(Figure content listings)
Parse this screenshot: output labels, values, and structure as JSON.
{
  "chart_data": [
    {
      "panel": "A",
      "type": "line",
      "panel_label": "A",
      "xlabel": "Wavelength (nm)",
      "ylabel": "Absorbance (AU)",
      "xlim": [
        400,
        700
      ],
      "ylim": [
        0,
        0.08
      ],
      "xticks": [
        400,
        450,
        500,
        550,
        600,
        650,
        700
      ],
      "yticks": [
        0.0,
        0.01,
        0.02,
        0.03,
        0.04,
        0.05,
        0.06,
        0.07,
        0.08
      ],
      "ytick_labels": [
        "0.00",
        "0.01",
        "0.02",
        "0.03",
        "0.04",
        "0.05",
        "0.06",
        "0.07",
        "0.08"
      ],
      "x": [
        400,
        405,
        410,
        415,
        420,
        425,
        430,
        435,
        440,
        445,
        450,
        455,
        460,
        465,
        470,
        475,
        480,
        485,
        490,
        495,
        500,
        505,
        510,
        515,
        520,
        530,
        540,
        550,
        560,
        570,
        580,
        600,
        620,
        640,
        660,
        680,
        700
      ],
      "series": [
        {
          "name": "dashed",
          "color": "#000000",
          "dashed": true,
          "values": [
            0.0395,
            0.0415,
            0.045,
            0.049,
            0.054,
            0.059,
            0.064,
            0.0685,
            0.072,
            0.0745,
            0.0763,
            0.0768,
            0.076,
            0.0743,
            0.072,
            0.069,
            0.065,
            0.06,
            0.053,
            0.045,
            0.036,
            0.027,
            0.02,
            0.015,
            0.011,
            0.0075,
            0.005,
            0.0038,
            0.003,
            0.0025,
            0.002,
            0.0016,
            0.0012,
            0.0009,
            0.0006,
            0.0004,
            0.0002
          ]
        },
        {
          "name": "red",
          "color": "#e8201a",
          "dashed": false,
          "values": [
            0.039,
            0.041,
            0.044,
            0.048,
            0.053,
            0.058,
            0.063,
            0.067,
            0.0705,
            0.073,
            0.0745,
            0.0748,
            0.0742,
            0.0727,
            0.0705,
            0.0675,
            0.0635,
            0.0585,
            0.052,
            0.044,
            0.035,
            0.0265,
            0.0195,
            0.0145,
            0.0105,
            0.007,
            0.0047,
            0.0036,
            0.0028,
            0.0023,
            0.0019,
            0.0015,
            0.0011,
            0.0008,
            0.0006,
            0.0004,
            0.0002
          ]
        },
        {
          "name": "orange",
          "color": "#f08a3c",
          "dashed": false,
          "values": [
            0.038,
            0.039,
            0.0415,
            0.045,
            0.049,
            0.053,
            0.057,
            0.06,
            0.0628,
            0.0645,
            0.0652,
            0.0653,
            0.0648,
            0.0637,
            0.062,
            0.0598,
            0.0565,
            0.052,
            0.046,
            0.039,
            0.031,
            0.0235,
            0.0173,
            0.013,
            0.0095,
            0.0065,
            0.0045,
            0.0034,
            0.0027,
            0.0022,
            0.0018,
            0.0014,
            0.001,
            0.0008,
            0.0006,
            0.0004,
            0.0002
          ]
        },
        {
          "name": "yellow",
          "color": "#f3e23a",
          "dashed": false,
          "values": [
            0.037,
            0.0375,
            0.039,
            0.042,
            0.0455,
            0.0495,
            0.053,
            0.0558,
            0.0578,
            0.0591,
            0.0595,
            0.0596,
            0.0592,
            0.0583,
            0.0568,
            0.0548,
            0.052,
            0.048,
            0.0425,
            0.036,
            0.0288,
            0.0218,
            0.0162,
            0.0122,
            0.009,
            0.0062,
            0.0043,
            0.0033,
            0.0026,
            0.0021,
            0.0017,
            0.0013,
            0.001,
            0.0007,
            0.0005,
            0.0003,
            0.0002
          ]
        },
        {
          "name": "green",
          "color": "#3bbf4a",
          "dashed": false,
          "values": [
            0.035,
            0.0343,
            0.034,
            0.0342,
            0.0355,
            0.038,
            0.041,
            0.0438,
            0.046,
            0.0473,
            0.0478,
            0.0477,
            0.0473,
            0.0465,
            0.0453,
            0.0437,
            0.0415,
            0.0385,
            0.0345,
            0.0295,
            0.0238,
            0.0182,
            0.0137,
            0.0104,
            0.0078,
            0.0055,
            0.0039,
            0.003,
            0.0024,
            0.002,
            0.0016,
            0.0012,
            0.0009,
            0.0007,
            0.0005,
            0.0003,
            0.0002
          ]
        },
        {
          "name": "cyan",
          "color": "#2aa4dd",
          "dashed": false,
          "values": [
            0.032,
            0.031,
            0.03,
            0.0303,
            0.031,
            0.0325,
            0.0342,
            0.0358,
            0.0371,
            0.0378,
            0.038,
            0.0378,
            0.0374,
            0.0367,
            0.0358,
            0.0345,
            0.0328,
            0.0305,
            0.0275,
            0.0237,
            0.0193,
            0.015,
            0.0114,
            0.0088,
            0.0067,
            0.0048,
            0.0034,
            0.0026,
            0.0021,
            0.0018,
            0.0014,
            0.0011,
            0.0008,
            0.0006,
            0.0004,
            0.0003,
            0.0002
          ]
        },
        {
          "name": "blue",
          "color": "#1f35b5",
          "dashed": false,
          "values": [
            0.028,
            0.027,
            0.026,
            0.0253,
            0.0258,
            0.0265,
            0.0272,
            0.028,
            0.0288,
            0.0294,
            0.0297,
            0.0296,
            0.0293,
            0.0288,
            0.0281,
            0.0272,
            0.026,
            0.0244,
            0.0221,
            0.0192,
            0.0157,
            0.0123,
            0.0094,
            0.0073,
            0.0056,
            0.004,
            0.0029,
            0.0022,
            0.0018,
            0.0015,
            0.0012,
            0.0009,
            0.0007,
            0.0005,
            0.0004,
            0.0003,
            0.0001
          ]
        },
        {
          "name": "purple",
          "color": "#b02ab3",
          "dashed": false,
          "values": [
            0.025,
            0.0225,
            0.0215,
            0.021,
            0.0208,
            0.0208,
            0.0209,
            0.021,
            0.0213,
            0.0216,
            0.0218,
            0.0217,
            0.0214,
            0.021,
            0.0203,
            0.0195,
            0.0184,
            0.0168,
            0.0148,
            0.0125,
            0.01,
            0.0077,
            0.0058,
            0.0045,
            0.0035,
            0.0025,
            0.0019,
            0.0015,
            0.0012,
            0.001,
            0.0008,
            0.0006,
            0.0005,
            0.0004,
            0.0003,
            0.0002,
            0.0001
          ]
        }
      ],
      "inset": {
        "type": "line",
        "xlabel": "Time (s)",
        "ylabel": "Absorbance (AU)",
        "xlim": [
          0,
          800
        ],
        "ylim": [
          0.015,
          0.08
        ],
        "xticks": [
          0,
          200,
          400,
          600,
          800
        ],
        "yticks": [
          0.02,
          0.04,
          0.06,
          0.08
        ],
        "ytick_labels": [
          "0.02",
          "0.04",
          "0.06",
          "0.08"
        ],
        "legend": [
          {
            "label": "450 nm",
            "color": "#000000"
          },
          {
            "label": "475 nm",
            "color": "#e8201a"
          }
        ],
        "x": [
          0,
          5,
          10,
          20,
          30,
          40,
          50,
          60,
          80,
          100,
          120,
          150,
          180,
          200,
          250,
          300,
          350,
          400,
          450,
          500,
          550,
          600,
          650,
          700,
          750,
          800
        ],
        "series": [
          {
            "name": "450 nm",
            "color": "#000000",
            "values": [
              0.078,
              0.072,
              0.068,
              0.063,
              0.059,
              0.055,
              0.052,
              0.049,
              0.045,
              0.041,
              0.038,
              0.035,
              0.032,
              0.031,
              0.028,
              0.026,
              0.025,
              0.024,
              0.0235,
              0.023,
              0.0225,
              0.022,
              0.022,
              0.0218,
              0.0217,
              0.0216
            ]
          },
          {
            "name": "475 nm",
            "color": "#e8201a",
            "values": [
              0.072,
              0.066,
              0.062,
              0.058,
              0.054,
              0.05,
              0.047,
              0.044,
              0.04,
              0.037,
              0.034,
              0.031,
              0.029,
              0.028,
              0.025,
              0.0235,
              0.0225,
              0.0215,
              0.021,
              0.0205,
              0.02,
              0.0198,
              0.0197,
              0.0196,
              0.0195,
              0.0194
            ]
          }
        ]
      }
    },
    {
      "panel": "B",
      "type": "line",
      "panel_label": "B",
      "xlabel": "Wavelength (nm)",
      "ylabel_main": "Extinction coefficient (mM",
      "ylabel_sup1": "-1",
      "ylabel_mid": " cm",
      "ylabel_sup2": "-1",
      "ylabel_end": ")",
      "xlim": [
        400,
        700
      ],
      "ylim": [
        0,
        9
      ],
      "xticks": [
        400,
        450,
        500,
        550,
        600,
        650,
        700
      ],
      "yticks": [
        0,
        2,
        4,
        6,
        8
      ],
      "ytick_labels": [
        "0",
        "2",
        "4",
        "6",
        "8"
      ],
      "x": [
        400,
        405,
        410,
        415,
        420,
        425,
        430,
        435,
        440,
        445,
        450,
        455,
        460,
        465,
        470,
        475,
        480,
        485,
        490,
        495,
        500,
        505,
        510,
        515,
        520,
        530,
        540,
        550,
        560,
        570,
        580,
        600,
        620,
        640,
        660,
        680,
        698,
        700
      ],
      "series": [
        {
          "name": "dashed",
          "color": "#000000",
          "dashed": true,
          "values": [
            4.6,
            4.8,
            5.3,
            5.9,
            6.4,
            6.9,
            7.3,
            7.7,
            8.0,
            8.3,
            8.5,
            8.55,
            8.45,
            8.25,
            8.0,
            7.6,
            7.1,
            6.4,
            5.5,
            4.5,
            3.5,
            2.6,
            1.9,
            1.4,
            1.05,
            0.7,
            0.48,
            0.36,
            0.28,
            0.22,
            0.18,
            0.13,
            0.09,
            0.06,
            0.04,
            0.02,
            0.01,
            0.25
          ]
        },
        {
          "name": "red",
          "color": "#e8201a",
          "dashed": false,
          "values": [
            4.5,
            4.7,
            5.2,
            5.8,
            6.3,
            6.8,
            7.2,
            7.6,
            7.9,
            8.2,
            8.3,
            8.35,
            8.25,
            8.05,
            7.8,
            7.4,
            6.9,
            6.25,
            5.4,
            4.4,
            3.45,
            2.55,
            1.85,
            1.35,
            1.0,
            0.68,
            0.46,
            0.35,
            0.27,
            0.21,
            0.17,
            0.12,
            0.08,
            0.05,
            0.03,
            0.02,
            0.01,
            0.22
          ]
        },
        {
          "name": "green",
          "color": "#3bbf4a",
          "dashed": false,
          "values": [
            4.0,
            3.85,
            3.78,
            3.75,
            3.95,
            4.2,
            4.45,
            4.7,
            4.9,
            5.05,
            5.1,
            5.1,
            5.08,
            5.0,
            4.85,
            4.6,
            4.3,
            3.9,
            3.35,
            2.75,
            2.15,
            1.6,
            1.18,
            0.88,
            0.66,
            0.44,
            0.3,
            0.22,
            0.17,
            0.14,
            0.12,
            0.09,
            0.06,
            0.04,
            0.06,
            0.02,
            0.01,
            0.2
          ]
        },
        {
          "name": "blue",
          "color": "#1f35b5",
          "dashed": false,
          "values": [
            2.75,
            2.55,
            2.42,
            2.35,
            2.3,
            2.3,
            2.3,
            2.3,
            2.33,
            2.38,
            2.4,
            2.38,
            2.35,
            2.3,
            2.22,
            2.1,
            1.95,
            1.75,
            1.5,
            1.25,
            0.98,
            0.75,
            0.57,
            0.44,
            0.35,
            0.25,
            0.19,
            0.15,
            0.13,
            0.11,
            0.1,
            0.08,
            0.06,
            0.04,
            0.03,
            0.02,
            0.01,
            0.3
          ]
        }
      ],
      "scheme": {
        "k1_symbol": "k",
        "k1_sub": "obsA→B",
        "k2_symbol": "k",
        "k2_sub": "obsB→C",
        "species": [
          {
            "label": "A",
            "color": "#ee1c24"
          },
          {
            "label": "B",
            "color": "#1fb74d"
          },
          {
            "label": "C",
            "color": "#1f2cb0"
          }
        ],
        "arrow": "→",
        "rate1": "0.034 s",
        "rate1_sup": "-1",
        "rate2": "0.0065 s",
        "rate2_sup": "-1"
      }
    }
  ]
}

◆ Task ◆
Pull out all lines of the data with the string "Absorbance".

◆ Result of this task ◆
      "ylabel": "Absorbance (AU)",
        "ylabel": "Absorbance (AU)",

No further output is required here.